For each line below that contains the string "Finanças", copy that line.

§ **Supplied material**:
- - -

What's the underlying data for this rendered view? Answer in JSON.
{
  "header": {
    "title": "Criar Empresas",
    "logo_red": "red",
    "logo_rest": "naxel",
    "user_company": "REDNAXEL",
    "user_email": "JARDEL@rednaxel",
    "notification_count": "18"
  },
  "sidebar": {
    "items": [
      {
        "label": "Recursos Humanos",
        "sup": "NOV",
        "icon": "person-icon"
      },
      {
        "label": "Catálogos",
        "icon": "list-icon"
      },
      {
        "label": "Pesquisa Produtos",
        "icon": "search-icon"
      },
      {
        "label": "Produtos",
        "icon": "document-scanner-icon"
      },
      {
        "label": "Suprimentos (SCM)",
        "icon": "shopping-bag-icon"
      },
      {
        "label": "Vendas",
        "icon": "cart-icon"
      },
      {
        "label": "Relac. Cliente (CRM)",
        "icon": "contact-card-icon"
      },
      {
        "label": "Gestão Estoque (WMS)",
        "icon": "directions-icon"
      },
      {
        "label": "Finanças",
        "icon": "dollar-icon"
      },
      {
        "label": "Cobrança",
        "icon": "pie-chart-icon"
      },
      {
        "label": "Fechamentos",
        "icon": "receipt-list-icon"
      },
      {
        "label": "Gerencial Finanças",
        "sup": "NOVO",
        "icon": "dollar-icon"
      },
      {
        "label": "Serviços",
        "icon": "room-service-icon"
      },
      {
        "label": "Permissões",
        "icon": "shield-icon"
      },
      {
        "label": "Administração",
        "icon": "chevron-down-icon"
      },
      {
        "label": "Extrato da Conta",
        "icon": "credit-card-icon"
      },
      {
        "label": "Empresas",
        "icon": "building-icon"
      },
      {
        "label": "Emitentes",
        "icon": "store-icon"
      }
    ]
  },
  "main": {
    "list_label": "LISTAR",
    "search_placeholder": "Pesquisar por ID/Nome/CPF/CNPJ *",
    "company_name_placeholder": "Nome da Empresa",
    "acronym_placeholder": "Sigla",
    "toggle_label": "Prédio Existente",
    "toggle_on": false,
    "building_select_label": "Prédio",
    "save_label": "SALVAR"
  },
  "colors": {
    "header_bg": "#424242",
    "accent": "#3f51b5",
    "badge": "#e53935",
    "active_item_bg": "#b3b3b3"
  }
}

- - -

§ **Task output**:
        "label": "Finanças",
        "label": "Gerencial Finanças",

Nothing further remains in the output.